▶ [What is being asked] Can you copy the lines from the first one through the line containing "next-tweet-context: Samantha Evans💙", both included, character for character?

▶ [Data rows]
****

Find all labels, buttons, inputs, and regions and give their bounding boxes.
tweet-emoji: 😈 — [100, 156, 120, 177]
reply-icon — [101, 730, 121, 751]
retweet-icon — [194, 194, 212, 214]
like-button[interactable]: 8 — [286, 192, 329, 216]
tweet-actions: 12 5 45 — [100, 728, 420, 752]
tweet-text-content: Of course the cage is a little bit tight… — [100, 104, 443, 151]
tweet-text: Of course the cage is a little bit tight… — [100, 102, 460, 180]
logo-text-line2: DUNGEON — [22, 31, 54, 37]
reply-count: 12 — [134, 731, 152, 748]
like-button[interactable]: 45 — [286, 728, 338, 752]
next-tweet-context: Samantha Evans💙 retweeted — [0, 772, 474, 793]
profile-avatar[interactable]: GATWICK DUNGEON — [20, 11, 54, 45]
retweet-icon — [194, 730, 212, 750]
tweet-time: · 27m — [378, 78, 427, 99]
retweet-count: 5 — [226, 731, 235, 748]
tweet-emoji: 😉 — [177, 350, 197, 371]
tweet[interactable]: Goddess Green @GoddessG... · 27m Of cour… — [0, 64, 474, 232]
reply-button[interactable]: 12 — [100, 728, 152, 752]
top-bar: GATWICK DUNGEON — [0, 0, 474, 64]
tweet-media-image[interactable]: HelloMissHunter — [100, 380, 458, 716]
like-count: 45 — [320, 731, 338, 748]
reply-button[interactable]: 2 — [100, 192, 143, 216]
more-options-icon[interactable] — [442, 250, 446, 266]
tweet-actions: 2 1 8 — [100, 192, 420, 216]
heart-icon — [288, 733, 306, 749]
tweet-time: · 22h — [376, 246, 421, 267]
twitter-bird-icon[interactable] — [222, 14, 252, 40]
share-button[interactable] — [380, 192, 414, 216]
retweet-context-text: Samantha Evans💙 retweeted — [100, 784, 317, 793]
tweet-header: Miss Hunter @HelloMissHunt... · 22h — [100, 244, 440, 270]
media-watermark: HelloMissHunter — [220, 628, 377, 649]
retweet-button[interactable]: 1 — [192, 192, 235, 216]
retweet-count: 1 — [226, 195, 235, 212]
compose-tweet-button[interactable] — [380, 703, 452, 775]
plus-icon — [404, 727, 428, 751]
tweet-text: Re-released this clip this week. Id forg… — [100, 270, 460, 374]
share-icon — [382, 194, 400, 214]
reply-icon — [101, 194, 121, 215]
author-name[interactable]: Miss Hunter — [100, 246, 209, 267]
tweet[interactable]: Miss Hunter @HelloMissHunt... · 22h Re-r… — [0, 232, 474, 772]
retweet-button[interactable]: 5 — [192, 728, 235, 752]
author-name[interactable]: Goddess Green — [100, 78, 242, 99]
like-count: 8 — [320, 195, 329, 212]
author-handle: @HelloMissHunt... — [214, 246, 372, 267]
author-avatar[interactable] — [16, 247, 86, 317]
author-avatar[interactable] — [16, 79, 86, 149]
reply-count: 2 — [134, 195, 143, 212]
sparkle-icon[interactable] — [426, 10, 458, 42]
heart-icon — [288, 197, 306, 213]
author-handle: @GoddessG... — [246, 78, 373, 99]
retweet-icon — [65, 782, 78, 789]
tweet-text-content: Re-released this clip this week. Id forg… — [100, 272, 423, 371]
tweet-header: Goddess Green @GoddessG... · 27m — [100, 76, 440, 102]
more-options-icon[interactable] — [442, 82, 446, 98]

****

▶ [The result]
Find all labels, buttons, inputs, and regions and give their bounding boxes.
tweet-emoji: 😈 — [100, 156, 120, 177]
reply-icon — [101, 730, 121, 751]
retweet-icon — [194, 194, 212, 214]
like-button[interactable]: 8 — [286, 192, 329, 216]
tweet-actions: 12 5 45 — [100, 728, 420, 752]
tweet-text-content: Of course the cage is a little bit tight… — [100, 104, 443, 151]
tweet-text: Of course the cage is a little bit tight… — [100, 102, 460, 180]
logo-text-line2: DUNGEON — [22, 31, 54, 37]
reply-count: 12 — [134, 731, 152, 748]
like-button[interactable]: 45 — [286, 728, 338, 752]
next-tweet-context: Samantha Evans💙 retweeted — [0, 772, 474, 793]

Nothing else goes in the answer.